## Set problem:
Repeat every line of the material, character for character.

## Data entries:

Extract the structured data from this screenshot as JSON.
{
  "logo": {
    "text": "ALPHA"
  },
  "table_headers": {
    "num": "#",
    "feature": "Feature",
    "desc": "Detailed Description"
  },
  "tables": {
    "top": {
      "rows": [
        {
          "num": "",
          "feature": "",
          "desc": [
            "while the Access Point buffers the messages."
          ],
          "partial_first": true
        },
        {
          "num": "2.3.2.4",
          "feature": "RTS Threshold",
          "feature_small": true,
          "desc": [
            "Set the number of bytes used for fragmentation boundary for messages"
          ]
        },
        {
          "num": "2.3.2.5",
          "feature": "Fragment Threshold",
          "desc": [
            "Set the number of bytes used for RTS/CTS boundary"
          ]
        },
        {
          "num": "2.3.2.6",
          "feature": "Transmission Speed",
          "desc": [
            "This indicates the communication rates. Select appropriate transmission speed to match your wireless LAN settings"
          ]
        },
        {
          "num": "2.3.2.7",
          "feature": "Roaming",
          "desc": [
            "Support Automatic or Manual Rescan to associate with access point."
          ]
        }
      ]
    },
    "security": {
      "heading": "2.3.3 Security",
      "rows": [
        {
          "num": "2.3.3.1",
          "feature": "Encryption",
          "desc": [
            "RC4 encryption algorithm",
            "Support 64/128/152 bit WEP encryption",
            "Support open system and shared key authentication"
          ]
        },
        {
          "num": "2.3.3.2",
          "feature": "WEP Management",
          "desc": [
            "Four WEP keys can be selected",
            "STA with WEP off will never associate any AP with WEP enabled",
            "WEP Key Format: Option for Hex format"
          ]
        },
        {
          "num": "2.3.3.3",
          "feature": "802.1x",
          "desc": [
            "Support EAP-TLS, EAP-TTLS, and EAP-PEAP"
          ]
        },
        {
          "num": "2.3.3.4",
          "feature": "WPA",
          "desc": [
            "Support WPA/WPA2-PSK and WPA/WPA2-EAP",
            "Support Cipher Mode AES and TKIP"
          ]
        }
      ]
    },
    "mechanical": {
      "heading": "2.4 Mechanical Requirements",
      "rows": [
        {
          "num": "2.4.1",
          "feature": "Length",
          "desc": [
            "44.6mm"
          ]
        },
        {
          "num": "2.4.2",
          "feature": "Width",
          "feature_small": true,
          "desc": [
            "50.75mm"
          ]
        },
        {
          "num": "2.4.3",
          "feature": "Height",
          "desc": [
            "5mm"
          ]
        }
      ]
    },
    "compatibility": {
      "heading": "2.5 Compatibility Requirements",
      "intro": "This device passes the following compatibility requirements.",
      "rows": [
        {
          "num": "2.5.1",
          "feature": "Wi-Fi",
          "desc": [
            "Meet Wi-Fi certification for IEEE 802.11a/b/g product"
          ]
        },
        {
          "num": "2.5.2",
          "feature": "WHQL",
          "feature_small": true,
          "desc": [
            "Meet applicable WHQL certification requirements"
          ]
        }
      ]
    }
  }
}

## Result for this exercise:
Extract the structured data from this screenshot as JSON.
{
  "logo": {
    "text": "ALPHA"
  },
  "table_headers": {
    "num": "#",
    "feature": "Feature",
    "desc": "Detailed Description"
  },
  "tables": {
    "top": {
      "rows": [
        {
          "num": "",
          "feature": "",
          "desc": [
            "while the Access Point buffers the messages."
          ],
          "partial_first": true
        },
        {
          "num": "2.3.2.4",
          "feature": "RTS Threshold",
          "feature_small": true,
          "desc": [
            "Set the number of bytes used for fragmentation boundary for messages"
          ]
        },
        {
          "num": "2.3.2.5",
          "feature": "Fragment Threshold",
          "desc": [
            "Set the number of bytes used for RTS/CTS boundary"
          ]
        },
        {
          "num": "2.3.2.6",
          "feature": "Transmission Speed",
          "desc": [
            "This indicates the communication rates. Select appropriate transmission speed to match your wireless LAN settings"
          ]
        },
        {
          "num": "2.3.2.7",
          "feature": "Roaming",
          "desc": [
            "Support Automatic or Manual Rescan to associate with access point."
          ]
        }
      ]
    },
    "security": {
      "heading": "2.3.3 Security",
      "rows": [
        {
          "num": "2.3.3.1",
          "feature": "Encryption",
          "desc": [
            "RC4 encryption algorithm",
            "Support 64/128/152 bit WEP encryption",
            "Support open system and shared key authentication"
          ]
        },
        {
          "num": "2.3.3.2",
          "feature": "WEP Management",
          "desc": [
            "Four WEP keys can be selected",
            "STA with WEP off will never associate any AP with WEP enabled",
            "WEP Key Format: Option for Hex format"
          ]
        },
        {
          "num": "2.3.3.3",
          "feature": "802.1x",
          "desc": [
            "Support EAP-TLS, EAP-TTLS, and EAP-PEAP"
          ]
        },
        {
          "num": "2.3.3.4",
          "feature": "WPA",
          "desc": [
            "Support WPA/WPA2-PSK and WPA/WPA2-EAP",
            "Support Cipher Mode AES and TKIP"
          ]
        }
      ]
    },
    "mechanical": {
      "heading": "2.4 Mechanical Requirements",
      "rows": [
        {
          "num": "2.4.1",
          "feature": "Length",
          "desc": [
            "44.6mm"
          ]
        },
        {
          "num": "2.4.2",
          "feature": "Width",
          "feature_small": true,
          "desc": [
            "50.75mm"
          ]
        },
        {
          "num": "2.4.3",
          "feature": "Height",
          "desc": [
            "5mm"
          ]
        }
      ]
    },
    "compatibility": {
      "heading": "2.5 Compatibility Requirements",
      "intro": "This device passes the following compatibility requirements.",
      "rows": [
        {
          "num": "2.5.1",
          "feature": "Wi-Fi",
          "desc": [
            "Meet Wi-Fi certification for IEEE 802.11a/b/g product"
          ]
        },
        {
          "num": "2.5.2",
          "feature": "WHQL",
          "feature_small": true,
          "desc": [
            "Meet applicable WHQL certification requirements"
          ]
        }
      ]
    }
  }
}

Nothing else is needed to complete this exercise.